**Aim:**
In the data that follows, count each line holding the string "this"; answer with the number only.

**Dataset rows:**
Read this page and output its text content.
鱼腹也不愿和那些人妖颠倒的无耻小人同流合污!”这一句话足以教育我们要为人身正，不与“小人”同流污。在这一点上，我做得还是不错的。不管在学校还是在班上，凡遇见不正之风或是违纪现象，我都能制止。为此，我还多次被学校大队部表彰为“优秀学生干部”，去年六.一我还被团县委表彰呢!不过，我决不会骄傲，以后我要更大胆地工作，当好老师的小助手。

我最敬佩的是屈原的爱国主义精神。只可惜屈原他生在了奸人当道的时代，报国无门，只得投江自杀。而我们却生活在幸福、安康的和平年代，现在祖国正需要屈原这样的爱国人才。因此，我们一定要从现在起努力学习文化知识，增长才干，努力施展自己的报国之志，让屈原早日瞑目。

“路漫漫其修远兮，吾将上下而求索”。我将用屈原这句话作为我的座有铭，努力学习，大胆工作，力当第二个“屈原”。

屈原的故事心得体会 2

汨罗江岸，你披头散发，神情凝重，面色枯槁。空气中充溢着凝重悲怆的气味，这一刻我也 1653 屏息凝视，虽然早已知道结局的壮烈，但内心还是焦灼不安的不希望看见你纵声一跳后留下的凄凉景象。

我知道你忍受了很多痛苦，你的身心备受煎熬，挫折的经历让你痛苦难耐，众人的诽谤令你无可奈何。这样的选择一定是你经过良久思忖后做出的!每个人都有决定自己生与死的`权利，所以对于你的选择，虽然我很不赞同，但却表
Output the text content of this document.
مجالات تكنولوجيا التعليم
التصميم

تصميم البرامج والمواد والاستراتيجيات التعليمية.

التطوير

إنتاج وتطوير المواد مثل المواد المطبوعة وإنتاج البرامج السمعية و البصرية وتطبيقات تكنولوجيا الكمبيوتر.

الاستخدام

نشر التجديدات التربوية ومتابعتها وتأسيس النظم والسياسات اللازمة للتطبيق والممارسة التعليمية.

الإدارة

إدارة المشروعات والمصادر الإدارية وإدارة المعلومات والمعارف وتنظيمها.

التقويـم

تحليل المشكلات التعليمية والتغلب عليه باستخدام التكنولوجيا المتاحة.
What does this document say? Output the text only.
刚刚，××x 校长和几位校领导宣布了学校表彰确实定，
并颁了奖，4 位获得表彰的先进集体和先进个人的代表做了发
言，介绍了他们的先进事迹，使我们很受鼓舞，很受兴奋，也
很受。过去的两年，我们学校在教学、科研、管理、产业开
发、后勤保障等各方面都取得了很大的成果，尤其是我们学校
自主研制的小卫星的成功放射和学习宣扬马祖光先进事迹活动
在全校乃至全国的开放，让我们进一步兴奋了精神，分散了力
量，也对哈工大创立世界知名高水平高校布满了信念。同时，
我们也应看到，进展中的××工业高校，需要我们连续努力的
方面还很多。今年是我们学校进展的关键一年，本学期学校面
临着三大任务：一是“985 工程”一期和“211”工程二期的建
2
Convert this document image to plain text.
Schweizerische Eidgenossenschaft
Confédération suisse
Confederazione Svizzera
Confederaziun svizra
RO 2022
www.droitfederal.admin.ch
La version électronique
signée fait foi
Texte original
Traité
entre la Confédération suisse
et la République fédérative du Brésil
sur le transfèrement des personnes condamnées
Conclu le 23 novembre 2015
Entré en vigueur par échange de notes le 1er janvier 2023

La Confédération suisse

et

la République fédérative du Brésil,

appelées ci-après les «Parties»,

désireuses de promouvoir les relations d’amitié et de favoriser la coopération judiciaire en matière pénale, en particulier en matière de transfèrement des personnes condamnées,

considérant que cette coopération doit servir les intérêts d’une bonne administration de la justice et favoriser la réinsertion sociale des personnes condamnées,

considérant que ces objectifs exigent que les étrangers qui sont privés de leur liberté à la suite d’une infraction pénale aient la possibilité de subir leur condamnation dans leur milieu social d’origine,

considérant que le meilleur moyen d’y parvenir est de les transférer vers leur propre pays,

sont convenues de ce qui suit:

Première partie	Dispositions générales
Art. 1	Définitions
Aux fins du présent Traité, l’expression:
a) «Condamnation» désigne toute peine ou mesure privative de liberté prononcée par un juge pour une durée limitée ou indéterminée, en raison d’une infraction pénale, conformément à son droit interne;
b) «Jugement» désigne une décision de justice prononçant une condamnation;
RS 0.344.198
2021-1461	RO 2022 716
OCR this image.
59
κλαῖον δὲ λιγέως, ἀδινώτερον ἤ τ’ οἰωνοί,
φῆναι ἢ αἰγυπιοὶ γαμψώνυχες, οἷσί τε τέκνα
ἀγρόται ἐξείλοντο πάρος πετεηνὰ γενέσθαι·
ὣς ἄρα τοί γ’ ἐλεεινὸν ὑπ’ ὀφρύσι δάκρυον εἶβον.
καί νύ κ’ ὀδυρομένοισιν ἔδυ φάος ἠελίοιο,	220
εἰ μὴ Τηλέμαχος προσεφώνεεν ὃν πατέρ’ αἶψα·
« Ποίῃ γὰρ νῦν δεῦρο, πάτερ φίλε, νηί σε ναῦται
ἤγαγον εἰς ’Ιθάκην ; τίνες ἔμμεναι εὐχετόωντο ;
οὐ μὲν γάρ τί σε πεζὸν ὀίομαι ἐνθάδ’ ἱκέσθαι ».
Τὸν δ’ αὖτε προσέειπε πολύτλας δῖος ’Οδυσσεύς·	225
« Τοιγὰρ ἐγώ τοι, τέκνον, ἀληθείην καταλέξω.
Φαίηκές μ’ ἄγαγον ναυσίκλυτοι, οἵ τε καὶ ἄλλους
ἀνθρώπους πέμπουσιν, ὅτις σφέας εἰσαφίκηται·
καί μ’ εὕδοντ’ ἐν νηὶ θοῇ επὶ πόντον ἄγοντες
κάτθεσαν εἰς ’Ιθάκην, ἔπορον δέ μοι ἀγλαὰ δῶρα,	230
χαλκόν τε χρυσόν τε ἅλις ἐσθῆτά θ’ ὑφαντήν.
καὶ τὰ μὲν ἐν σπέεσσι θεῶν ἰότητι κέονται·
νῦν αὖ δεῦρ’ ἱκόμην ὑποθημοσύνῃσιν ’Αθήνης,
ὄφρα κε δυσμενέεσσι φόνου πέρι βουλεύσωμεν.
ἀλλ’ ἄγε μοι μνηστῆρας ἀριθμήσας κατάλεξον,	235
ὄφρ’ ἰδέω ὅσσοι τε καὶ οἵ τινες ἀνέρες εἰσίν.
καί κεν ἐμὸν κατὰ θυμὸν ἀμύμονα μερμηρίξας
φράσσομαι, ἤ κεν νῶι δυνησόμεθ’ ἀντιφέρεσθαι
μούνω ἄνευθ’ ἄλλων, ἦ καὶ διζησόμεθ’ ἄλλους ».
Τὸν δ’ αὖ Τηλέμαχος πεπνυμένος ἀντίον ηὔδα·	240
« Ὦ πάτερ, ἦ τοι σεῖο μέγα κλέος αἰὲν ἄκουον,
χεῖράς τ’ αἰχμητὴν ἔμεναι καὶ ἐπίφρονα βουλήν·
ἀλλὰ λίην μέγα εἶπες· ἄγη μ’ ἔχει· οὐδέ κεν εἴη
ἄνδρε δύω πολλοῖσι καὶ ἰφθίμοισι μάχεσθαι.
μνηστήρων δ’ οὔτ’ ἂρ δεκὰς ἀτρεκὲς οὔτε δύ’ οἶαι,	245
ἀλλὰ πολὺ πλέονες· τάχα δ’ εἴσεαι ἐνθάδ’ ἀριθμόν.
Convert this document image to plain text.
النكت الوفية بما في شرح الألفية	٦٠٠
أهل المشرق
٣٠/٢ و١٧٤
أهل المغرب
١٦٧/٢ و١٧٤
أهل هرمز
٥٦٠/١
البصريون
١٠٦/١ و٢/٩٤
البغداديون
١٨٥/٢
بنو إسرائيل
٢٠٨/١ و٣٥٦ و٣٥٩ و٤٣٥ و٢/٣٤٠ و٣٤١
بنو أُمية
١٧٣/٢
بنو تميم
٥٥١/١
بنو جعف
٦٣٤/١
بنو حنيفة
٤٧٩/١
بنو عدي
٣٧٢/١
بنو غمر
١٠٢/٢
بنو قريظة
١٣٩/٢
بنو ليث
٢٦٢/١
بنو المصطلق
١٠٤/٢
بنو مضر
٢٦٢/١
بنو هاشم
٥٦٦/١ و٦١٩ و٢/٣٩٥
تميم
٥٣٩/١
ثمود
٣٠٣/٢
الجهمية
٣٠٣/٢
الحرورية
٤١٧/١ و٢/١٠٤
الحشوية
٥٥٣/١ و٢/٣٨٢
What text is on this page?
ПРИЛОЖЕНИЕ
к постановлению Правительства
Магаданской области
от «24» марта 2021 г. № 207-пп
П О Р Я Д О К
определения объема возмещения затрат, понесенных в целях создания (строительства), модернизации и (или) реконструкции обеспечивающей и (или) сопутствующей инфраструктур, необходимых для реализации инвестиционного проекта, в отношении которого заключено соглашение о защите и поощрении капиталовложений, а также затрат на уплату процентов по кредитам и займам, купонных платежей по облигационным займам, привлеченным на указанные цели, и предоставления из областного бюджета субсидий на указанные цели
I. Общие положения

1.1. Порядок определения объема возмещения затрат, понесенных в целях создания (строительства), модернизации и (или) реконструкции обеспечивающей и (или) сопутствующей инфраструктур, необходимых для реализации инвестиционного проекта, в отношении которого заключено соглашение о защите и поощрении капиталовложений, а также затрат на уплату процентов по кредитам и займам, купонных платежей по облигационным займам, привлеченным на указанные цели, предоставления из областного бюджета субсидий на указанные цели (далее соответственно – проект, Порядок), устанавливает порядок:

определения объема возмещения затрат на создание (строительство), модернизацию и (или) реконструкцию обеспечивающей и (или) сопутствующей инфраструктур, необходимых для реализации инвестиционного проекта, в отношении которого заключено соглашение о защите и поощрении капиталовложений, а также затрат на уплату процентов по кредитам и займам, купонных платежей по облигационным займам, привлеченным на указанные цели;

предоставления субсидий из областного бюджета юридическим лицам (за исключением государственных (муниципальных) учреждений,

**Complete answer:**
7